◆ BRIEF
Extract all of the data and reproduce it precisely.

◆ TASK INPUTS
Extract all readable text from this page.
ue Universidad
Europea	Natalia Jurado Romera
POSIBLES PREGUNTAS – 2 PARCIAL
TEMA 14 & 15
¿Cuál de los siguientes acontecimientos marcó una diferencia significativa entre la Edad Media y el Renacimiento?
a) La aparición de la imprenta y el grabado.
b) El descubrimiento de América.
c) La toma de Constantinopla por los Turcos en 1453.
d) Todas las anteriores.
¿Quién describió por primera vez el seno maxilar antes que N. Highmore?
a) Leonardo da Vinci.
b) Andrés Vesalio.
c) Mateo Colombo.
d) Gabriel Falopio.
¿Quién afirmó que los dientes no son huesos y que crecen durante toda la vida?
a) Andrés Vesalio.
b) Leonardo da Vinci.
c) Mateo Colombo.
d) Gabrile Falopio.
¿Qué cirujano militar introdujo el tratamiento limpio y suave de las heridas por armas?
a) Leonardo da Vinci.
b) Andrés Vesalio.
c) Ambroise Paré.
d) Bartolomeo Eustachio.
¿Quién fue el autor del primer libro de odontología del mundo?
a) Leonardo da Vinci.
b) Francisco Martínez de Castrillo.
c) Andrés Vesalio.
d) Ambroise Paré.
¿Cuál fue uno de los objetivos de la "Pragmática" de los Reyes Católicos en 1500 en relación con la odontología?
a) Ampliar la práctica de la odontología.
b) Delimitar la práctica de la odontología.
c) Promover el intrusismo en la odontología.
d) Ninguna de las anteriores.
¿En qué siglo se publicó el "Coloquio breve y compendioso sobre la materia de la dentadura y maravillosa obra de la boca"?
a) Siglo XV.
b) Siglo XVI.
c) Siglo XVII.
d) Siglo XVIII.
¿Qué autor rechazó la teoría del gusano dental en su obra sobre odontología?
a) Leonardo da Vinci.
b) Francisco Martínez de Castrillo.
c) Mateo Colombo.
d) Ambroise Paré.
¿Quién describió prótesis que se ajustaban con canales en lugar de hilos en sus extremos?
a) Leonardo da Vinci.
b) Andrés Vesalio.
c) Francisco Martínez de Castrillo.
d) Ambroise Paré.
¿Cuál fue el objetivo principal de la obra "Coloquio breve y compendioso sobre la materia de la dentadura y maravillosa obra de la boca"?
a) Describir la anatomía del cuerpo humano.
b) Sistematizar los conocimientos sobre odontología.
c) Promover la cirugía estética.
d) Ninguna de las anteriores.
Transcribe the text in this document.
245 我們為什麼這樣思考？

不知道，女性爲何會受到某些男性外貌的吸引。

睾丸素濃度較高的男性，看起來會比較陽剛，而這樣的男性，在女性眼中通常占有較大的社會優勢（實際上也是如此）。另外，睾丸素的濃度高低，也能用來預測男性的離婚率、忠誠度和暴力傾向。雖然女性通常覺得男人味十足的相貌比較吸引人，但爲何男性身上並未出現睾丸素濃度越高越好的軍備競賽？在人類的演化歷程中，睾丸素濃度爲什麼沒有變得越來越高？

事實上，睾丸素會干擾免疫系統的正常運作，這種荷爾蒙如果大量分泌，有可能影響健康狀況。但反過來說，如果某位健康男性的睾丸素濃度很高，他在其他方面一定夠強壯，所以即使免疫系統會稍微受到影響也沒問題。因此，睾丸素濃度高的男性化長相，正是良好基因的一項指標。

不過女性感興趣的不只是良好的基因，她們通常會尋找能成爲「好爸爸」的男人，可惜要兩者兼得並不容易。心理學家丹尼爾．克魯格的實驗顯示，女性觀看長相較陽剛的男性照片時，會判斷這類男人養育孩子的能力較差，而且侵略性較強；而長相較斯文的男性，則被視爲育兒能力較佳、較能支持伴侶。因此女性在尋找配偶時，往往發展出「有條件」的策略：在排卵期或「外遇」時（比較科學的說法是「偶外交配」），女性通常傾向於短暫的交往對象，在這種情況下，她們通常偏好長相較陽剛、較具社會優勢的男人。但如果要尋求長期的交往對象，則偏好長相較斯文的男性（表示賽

◆ THE RESPONSE
Extract all readable text from this page.
ue Universidad
Europea	Natalia Jurado Romera
POSIBLES PREGUNTAS – 2 PARCIAL
TEMA 14 & 15
¿Cuál de los siguientes acontecimientos marcó una diferencia significativa entre la Edad Media y el Renacimiento?
a) La aparición de la imprenta y el grabado.
b) El descubrimiento de América.
c) La toma de Constantinopla por los Turcos en 1453.
d) Todas las anteriores.
¿Quién describió por primera vez el seno maxilar antes que N. Highmore?
a) Leonardo da Vinci.
b) Andrés Vesalio.
c) Mateo Colombo.
d) Gabriel Falopio.
¿Quién afirmó que los dientes no son huesos y que crecen durante toda la vida?
a) Andrés Vesalio.
b) Leonardo da Vinci.
c) Mateo Colombo.
d) Gabrile Falopio.
¿Qué cirujano militar introdujo el tratamiento limpio y suave de las heridas por armas?
a) Leonardo da Vinci.
b) Andrés Vesalio.
c) Ambroise Paré.
d) Bartolomeo Eustachio.
¿Quién fue el autor del primer libro de odontología del mundo?
a) Leonardo da Vinci.
b) Francisco Martínez de Castrillo.
c) Andrés Vesalio.
d) Ambroise Paré.
¿Cuál fue uno de los objetivos de la "Pragmática" de los Reyes Católicos en 1500 en relación con la odontología?
a) Ampliar la práctica de la odontología.
b) Delimitar la práctica de la odontología.
c) Promover el intrusismo en la odontología.
d) Ninguna de las anteriores.
¿En qué siglo se publicó el "Coloquio breve y compendioso sobre la materia de la dentadura y maravillosa obra de la boca"?
a) Siglo XV.
b) Siglo XVI.
c) Siglo XVII.
d) Siglo XVIII.
¿Qué autor rechazó la teoría del gusano dental en su obra sobre odontología?
a) Leonardo da Vinci.
b) Francisco Martínez de Castrillo.
c) Mateo Colombo.
d) Ambroise Paré.
¿Quién describió prótesis que se ajustaban con canales en lugar de hilos en sus extremos?
a) Leonardo da Vinci.
b) Andrés Vesalio.
c) Francisco Martínez de Castrillo.
d) Ambroise Paré.
¿Cuál fue el objetivo principal de la obra "Coloquio breve y compendioso sobre la materia de la dentadura y maravillosa obra de la boca"?
a) Describir la anatomía del cuerpo humano.
b) Sistematizar los conocimientos sobre odontología.
c) Promover la cirugía estética.
d) Ninguna de las anteriores.
Transcribe the text in this document.
245 我們為什麼這樣思考？

不知道，女性爲何會受到某些男性外貌的吸引。

睾丸素濃度較高的男性，看起來會比較陽剛，而這樣的男性，在女性眼中通常占有較大的社會優勢（實際上也是如此）。另外，睾丸素的濃度高低，也能用來預測男性的離婚率、忠誠度和暴力傾向。雖然女性通常覺得男人味十足的相貌比較吸引人，但爲何男性身上並未出現睾丸素濃度越高越好的軍備競賽？在人類的演化歷程中，睾丸素濃度爲什麼沒有變得越來越高？

事實上，睾丸素會干擾免疫系統的正常運作，這種荷爾蒙如果大量分泌，有可能影響健康狀況。但反過來說，如果某位健康男性的睾丸素濃度很高，他在其他方面一定夠強壯，所以即使免疫系統會稍微受到影響也沒問題。因此，睾丸素濃度高的男性化長相，正是良好基因的一項指標。

不過女性感興趣的不只是良好的基因，她們通常會尋找能成爲「好爸爸」的男人，可惜要兩者兼得並不容易。心理學家丹尼爾．克魯格的實驗顯示，女性觀看長相較陽剛的男性照片時，會判斷這類男人養育孩子的能力較差，而且侵略性較強；而長相較斯文的男性，則被視爲育兒能力較佳、較能支持伴侶。因此女性在尋找配偶時，往往發展出「有條件」的策略：在排卵期或「外遇」時（比較科學的說法是「偶外交配」），女性通常傾向於短暫的交往對象，在這種情況下，她們通常偏好長相較陽剛、較具社會優勢的男人。但如果要尋求長期的交往對象，則偏好長相較斯文的男性（表示賽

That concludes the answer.